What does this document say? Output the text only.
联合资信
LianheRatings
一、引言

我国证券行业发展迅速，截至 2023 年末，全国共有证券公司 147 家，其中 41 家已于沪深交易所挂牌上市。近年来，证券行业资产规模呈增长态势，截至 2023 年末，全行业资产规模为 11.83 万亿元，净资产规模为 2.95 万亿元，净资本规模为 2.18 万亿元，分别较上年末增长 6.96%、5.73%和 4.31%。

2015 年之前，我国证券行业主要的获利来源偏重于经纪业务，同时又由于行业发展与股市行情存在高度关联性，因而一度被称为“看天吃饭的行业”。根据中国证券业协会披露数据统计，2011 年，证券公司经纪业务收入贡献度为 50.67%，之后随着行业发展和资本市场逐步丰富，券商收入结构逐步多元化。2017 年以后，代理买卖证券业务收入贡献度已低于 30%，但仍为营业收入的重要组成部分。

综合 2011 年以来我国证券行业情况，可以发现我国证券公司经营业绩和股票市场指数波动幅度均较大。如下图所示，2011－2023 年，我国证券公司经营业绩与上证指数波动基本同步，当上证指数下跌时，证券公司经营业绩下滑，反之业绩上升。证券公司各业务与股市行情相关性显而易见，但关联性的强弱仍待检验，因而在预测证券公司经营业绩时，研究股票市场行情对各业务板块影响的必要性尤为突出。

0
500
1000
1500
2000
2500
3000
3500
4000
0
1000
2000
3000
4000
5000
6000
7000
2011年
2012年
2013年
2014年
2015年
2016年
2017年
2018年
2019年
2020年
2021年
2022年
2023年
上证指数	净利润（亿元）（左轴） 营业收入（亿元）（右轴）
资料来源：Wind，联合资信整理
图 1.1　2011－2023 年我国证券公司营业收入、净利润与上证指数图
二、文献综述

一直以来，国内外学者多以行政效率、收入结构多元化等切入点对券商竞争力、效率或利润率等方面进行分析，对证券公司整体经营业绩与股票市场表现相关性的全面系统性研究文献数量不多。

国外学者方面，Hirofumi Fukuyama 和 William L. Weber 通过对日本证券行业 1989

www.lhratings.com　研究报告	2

◇ ◇ ◇ ◇ ◇ ◇ ◇

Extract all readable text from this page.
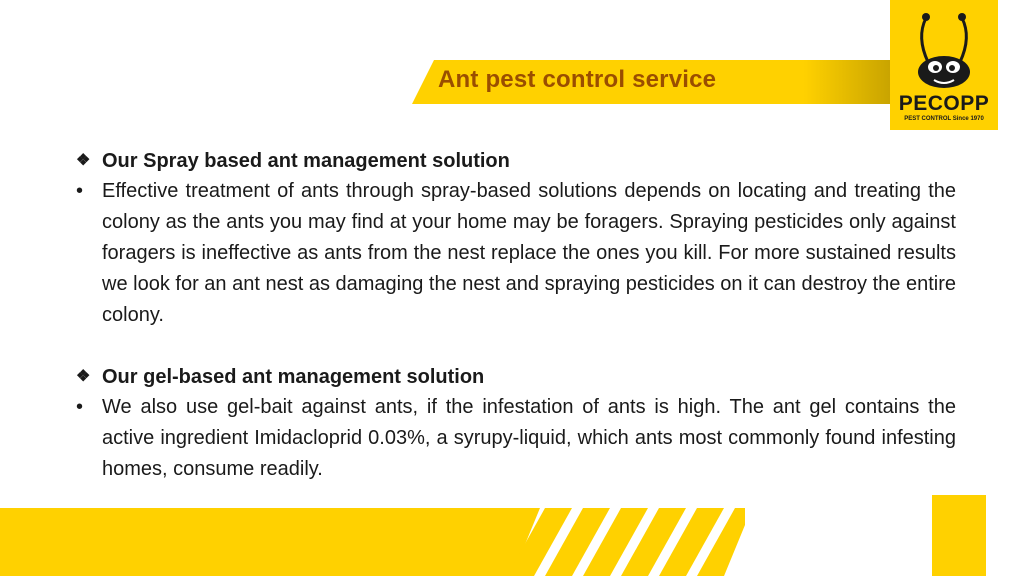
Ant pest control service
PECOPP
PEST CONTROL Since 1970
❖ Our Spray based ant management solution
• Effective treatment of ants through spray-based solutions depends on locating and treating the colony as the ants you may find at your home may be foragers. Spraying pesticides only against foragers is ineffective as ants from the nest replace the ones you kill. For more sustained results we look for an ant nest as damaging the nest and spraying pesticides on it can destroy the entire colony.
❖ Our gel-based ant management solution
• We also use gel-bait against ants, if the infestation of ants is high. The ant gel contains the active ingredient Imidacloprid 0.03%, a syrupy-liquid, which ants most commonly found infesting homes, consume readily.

◇ ◇ ◇ ◇ ◇ ◇ ◇

● What is required: Of all the lines above, how many contain the word "from"? Give the number and nothing else.

● Solution for this exercise: 2